Edit the stretch of lines from the one containing "tab-pogoda[interactable]: Pogoda —" through the one containing "news-2-more-link[interactable]: więcej —" so that "skomentuj" becomes "komentarz", leaving everything else unchanged, and give only those lines.

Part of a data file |
** START **
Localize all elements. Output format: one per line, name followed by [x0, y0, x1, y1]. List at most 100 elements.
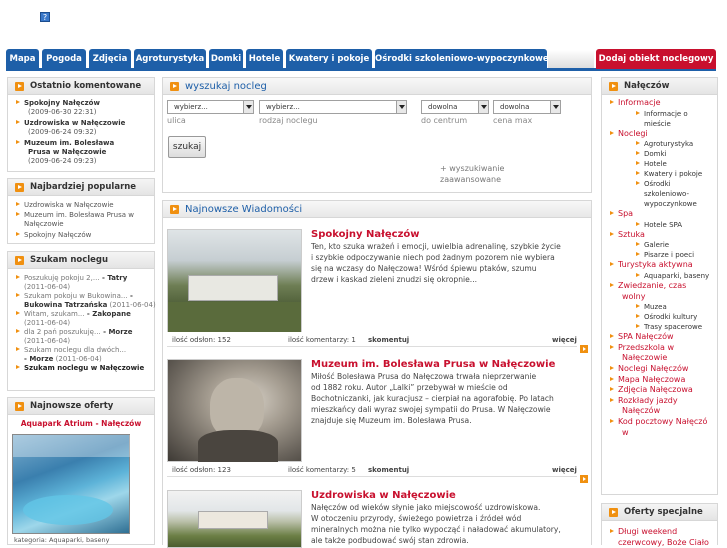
tab-pogoda[interactable]: Pogoda — [42, 49, 86, 69]
news-2-body: Miłość Bolesława Prusa do Nałęczowa trwa… — [311, 372, 554, 425]
popular-item[interactable]: Uzdrowiska w Nałęczowie — [16, 201, 156, 210]
center-select[interactable]: dowolna — [421, 100, 489, 114]
town-menu-item[interactable]: Turystyka aktywna — [610, 260, 718, 271]
town-submenu-item[interactable]: Muzea — [610, 302, 718, 312]
town-submenu-item[interactable]: Domki — [610, 149, 718, 159]
arrow-icon — [636, 181, 640, 186]
arrow-icon — [16, 202, 20, 206]
town-menu-item[interactable]: Spa — [610, 209, 718, 220]
town-submenu-item[interactable]: wypoczynkowe — [610, 199, 718, 209]
tab-mapa[interactable]: Mapa — [6, 49, 39, 69]
town-menu-item[interactable]: Nałęczów — [610, 406, 718, 417]
arrow-icon — [170, 82, 179, 91]
arrow-icon — [610, 334, 614, 339]
town-menu-item[interactable]: Mapa Nałęczowa — [610, 375, 718, 386]
price-select[interactable]: dowolna — [493, 100, 561, 114]
tab-hotele[interactable]: Hotele — [246, 49, 283, 69]
recent-item[interactable]: Muzeum im. Bolesława Prusa w Nałęczowie (2… — [16, 139, 156, 166]
help-icon[interactable]: ? — [40, 12, 50, 22]
recent-item[interactable]: Spokojny Nałęczów (2009-06-30 22:31) — [16, 99, 156, 117]
town-menu-item[interactable]: Zdjęcia Nałęczowa — [610, 385, 718, 396]
offer-photo[interactable] — [12, 434, 131, 534]
town-submenu-item[interactable]: Ośrodki — [610, 179, 718, 189]
town-submenu-item[interactable]: Agroturystyka — [610, 139, 718, 149]
offers-box: Najnowsze oferty Aquapark Atrium - Nałęc… — [7, 397, 155, 545]
news-1-comment-link[interactable]: skomentuj — [368, 336, 409, 344]
search-button[interactable]: szukaj — [168, 136, 206, 158]
town-submenu-item[interactable]: Kwatery i pokoje — [610, 169, 718, 179]
news-2-comment-link[interactable]: skomentuj — [368, 466, 409, 474]
news-2-more-link[interactable]: więcej — [552, 466, 577, 474]
town-menu-item[interactable]: Nałęczowie — [610, 353, 718, 364]
town-submenu-item[interactable]: Galerie — [610, 240, 718, 250]
town-menu-item[interactable]: Noclegi — [610, 129, 718, 140]
town-submenu-item[interactable]: Trasy spacerowe — [610, 322, 718, 332]
arrow-icon — [636, 272, 640, 277]
town-menu-header: Nałęczów — [602, 78, 717, 95]
town-menu-item[interactable]: wolny — [610, 292, 718, 303]
wanted-title: Szukam noclegu — [30, 255, 109, 265]
news-2-comments: ilość komentarzy: 5 — [288, 466, 356, 474]
arrow-icon — [16, 232, 20, 236]
portrait-body-shape — [198, 430, 278, 462]
town-menu-item[interactable]: Zwiedzanie, czas — [610, 281, 718, 292]
popular-item[interactable]: Muzeum im. Bolesława Prusa w Nałęczowie — [16, 211, 156, 229]
town-submenu-item[interactable]: Aquaparki, baseny — [610, 271, 718, 281]
arrow-icon — [610, 418, 614, 423]
chevron-down-icon — [550, 101, 560, 113]
arrow-icon — [636, 252, 640, 257]
tab-zdjecia[interactable]: Zdjęcia — [89, 49, 131, 69]
type-select[interactable]: wybierz... — [259, 100, 407, 114]
town-menu-item[interactable]: Informacje — [610, 98, 718, 109]
chevron-down-icon — [243, 101, 253, 113]
search-header: wyszukaj nocleg — [163, 78, 591, 95]
news-photo-1[interactable] — [167, 229, 302, 332]
town-menu-item[interactable]: Kod pocztowy Nałęczó — [610, 417, 718, 428]
arrow-icon — [636, 141, 640, 146]
town-submenu-item[interactable]: Informacje o — [610, 109, 718, 119]
news-1-title[interactable]: Spokojny Nałęczów — [311, 229, 420, 240]
arrow-icon — [15, 82, 24, 91]
offer-title[interactable]: Aquapark Atrium - Nałęczów — [8, 419, 154, 428]
news-header: Najnowsze Wiadomości — [163, 201, 591, 218]
more-arrow-icon[interactable] — [580, 475, 588, 483]
news-1-views: ilość odsłon: 152 — [172, 336, 231, 344]
chevron-down-icon — [396, 101, 406, 113]
news-2-title[interactable]: Muzeum im. Bolesława Prusa w Nałęczowie — [311, 359, 555, 370]
town-submenu-item[interactable]: Hotele SPA — [610, 220, 718, 230]
price-label: cena max — [493, 116, 533, 125]
town-submenu-item[interactable]: Pisarze i poeci — [610, 250, 718, 260]
street-select[interactable]: wybierz... — [167, 100, 254, 114]
advanced-search-link[interactable]: + wyszukiwanie zaawansowane — [440, 163, 540, 185]
town-submenu-item[interactable]: Hotele — [610, 159, 718, 169]
tab-osrodki[interactable]: Ośrodki szkoleniowo-wypoczynkowe — [375, 49, 549, 69]
add-listing-button[interactable]: Dodaj obiekt noclegowy — [596, 49, 716, 69]
town-submenu-item[interactable]: Ośrodki kultury — [610, 312, 718, 322]
arrow-icon — [610, 397, 614, 402]
town-menu-item[interactable]: w — [610, 428, 718, 439]
town-menu: Informacje Informacje o mieście Noclegi Agro… — [610, 98, 718, 438]
news-3-title[interactable]: Uzdrowiska w Nałęczowie — [311, 490, 456, 501]
wanted-list[interactable]: Poszukuję pokoju 2,... - Tatry (2011-06-… — [16, 274, 156, 373]
town-menu-item[interactable]: Sztuka — [610, 230, 718, 241]
tab-agroturystyka[interactable]: Agroturystyka — [134, 49, 206, 69]
popular-item[interactable]: Spokojny Nałęczów — [16, 231, 156, 240]
news-photo-2[interactable] — [167, 359, 302, 462]
town-menu-item[interactable]: SPA Nałęczów — [610, 332, 718, 343]
offers-title: Najnowsze oferty — [30, 401, 114, 411]
news-1-comments: ilość komentarzy: 1 — [288, 336, 356, 344]
recent-item[interactable]: Uzdrowiska w Nałęczowie (2009-06-24 09:32… — [16, 119, 156, 137]
town-menu-item[interactable]: Noclegi Nałęczów — [610, 364, 718, 375]
more-arrow-icon[interactable] — [580, 345, 588, 353]
tab-domki[interactable]: Domki — [209, 49, 243, 69]
town-menu-item[interactable]: Rozkłady jazdy — [610, 396, 718, 407]
town-menu-item[interactable]: Przedszkola w — [610, 343, 718, 354]
news-photo-3[interactable] — [167, 490, 302, 548]
wanted-footer-link[interactable]: Szukam noclegu w Nałęczowie — [24, 364, 144, 372]
town-submenu-item[interactable]: mieście — [610, 119, 718, 129]
news-1-more-link[interactable]: więcej — [552, 336, 577, 344]
arrow-icon — [609, 508, 618, 517]
town-submenu-item[interactable]: szkoleniowo- — [610, 189, 718, 199]
tab-kwatery[interactable]: Kwatery i pokoje — [286, 49, 372, 69]
divider — [167, 346, 577, 347]
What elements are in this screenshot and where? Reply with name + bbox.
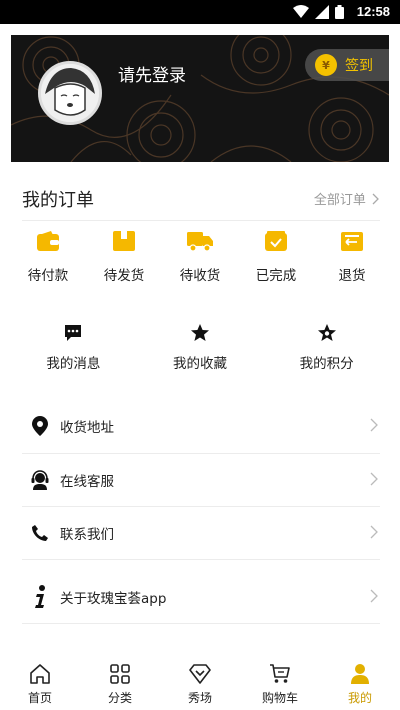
user-icon (351, 664, 369, 684)
menu-contact-us-label: 联系我们 (60, 527, 114, 543)
phone-icon (32, 525, 48, 541)
tab-cart[interactable]: 购物车 (240, 656, 320, 710)
order-returns[interactable]: 退货 (314, 228, 390, 284)
chevron-right-icon (370, 418, 378, 432)
status-bar: 12:58 (0, 0, 400, 24)
signin-button[interactable]: ¥ 签到 (305, 49, 389, 81)
grid-icon (110, 664, 130, 684)
wifi-icon (293, 5, 309, 18)
order-returns-label: 退货 (338, 268, 366, 284)
menu-shipping-address[interactable]: 收货地址 (22, 400, 380, 452)
diamond-icon (189, 664, 211, 684)
tab-showroom[interactable]: 秀场 (160, 656, 240, 710)
menu-shipping-address-label: 收货地址 (60, 420, 114, 436)
divider (22, 559, 380, 560)
order-completed[interactable]: 已完成 (238, 228, 314, 284)
message-icon (65, 325, 82, 341)
box-icon (113, 231, 135, 251)
order-pending-receipt[interactable]: 待收货 (162, 228, 238, 284)
tab-category-label: 分类 (107, 691, 132, 705)
signal-icon (315, 5, 329, 19)
order-pending-receipt-label: 待收货 (179, 268, 221, 284)
all-orders-link[interactable]: 全部订单 (314, 189, 380, 208)
chevron-right-icon (372, 193, 379, 205)
menu-about-app[interactable]: 关于玫瑰宝荟app (22, 571, 380, 623)
battery-icon (335, 5, 344, 19)
home-icon (30, 664, 50, 684)
bottom-tab-bar: 首页 分类 秀场 购物车 我的 (0, 656, 400, 710)
menu-online-service[interactable]: 在线客服 (22, 454, 380, 506)
tab-home-label: 首页 (27, 691, 52, 705)
my-messages-label: 我的消息 (46, 356, 101, 372)
star-icon (190, 324, 209, 341)
status-icons (293, 5, 344, 19)
tab-mine[interactable]: 我的 (320, 656, 400, 710)
chevron-right-icon (370, 525, 378, 539)
divider (22, 220, 380, 221)
coin-icon: ¥ (315, 54, 337, 76)
return-icon (341, 232, 363, 251)
chevron-right-icon (370, 589, 378, 603)
tab-showroom-label: 秀场 (187, 691, 212, 705)
menu-online-service-label: 在线客服 (60, 474, 114, 490)
signin-label: 签到 (345, 58, 373, 74)
my-messages[interactable]: 我的消息 (18, 322, 128, 372)
my-favorites[interactable]: 我的收藏 (145, 322, 255, 372)
login-prompt[interactable]: 请先登录 (118, 61, 186, 86)
menu-about-app-label: 关于玫瑰宝荟app (60, 591, 167, 607)
my-points-label: 我的积分 (299, 356, 354, 372)
cart-icon (270, 664, 290, 683)
order-completed-label: 已完成 (255, 268, 297, 284)
tab-cart-label: 购物车 (261, 691, 298, 705)
menu-contact-us[interactable]: 联系我们 (22, 507, 380, 559)
customer-service-icon (31, 470, 49, 490)
my-favorites-label: 我的收藏 (172, 356, 227, 372)
avatar-image (41, 64, 99, 122)
chevron-right-icon (370, 472, 378, 486)
orders-title: 我的订单 (22, 190, 94, 211)
profile-banner: 请先登录 ¥ 签到 (11, 35, 389, 162)
shortcuts-row: 我的消息 我的收藏 我的积分 (10, 322, 390, 372)
location-pin-icon (32, 416, 48, 436)
check-box-icon (265, 231, 287, 251)
tab-category[interactable]: 分类 (80, 656, 160, 710)
order-status-row: 待付款 待发货 待收货 已完成 退货 (10, 228, 390, 284)
orders-header: 我的订单 全部订单 (22, 182, 380, 212)
order-pending-shipment[interactable]: 待发货 (86, 228, 162, 284)
tab-home[interactable]: 首页 (0, 656, 80, 710)
order-pending-payment-label: 待付款 (27, 268, 69, 284)
my-points[interactable]: 我的积分 (272, 322, 382, 372)
info-icon (35, 585, 45, 608)
truck-icon (187, 232, 213, 252)
wallet-icon (37, 231, 59, 251)
order-pending-payment[interactable]: 待付款 (10, 228, 86, 284)
order-pending-shipment-label: 待发货 (103, 268, 145, 284)
tab-mine-label: 我的 (347, 691, 372, 705)
avatar[interactable] (38, 61, 102, 125)
status-time: 12:58 (356, 4, 390, 19)
star-points-icon (317, 324, 336, 341)
all-orders-label: 全部订单 (313, 193, 366, 208)
divider (22, 623, 380, 624)
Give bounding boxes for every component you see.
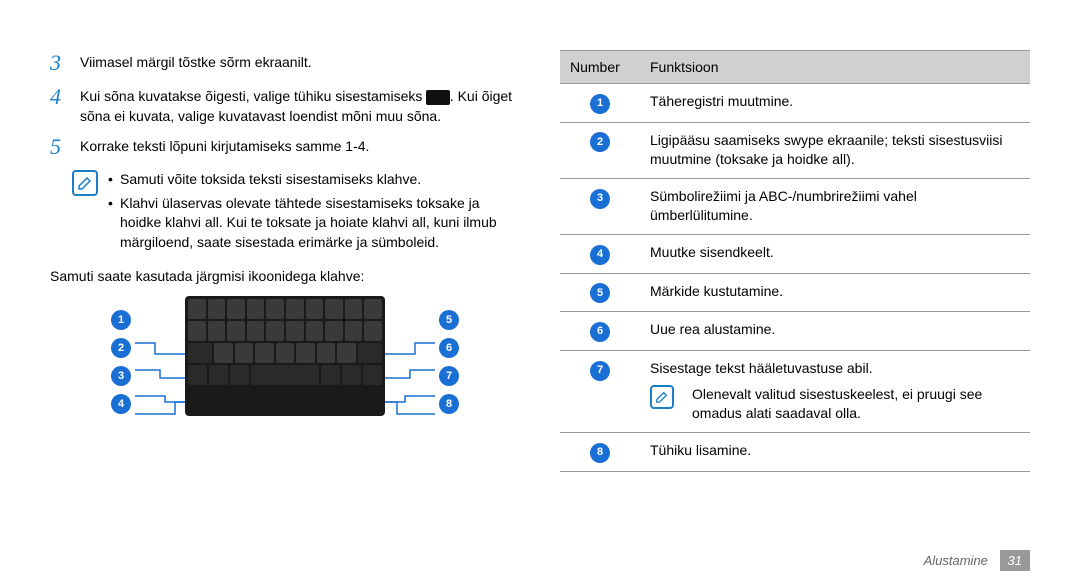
** END **
RESULT BELOW |
tab-pogoda[interactable]: Pogoda — [42, 49, 86, 69]
news-2-body: Miłość Bolesława Prusa do Nałęczowa trwa… — [311, 372, 554, 425]
popular-item[interactable]: Uzdrowiska w Nałęczowie — [16, 201, 156, 210]
center-select[interactable]: dowolna — [421, 100, 489, 114]
town-menu-item[interactable]: Turystyka aktywna — [610, 260, 718, 271]
town-submenu-item[interactable]: Muzea — [610, 302, 718, 312]
town-submenu-item[interactable]: Domki — [610, 149, 718, 159]
arrow-icon — [636, 181, 640, 186]
arrow-icon — [16, 202, 20, 206]
town-menu-item[interactable]: Spa — [610, 209, 718, 220]
town-submenu-item[interactable]: wypoczynkowe — [610, 199, 718, 209]
tab-mapa[interactable]: Mapa — [6, 49, 39, 69]
town-menu-item[interactable]: Nałęczów — [610, 406, 718, 417]
arrow-icon — [170, 82, 179, 91]
arrow-icon — [610, 334, 614, 339]
town-menu-item[interactable]: Mapa Nałęczowa — [610, 375, 718, 386]
price-select[interactable]: dowolna — [493, 100, 561, 114]
tab-hotele[interactable]: Hotele — [246, 49, 283, 69]
recent-item[interactable]: Muzeum im. Bolesława Prusa w Nałęczowie (2… — [16, 139, 156, 166]
help-icon[interactable]: ? — [40, 12, 50, 22]
recent-item[interactable]: Spokojny Nałęczów (2009-06-30 22:31) — [16, 99, 156, 117]
town-menu-item[interactable]: Zdjęcia Nałęczowa — [610, 385, 718, 396]
offer-photo[interactable] — [12, 434, 131, 534]
town-submenu-item[interactable]: Ośrodki — [610, 179, 718, 189]
town-submenu-item[interactable]: Agroturystyka — [610, 139, 718, 149]
offers-box: Najnowsze oferty Aquapark Atrium - Nałęc… — [7, 397, 155, 545]
news-1-comment-link[interactable]: komentarz — [368, 336, 409, 344]
search-button[interactable]: szukaj — [168, 136, 206, 158]
town-submenu-item[interactable]: Kwatery i pokoje — [610, 169, 718, 179]
news-2-comment-link[interactable]: komentarz — [368, 466, 409, 474]
news-2-more-link[interactable]: więcej — [552, 466, 577, 474]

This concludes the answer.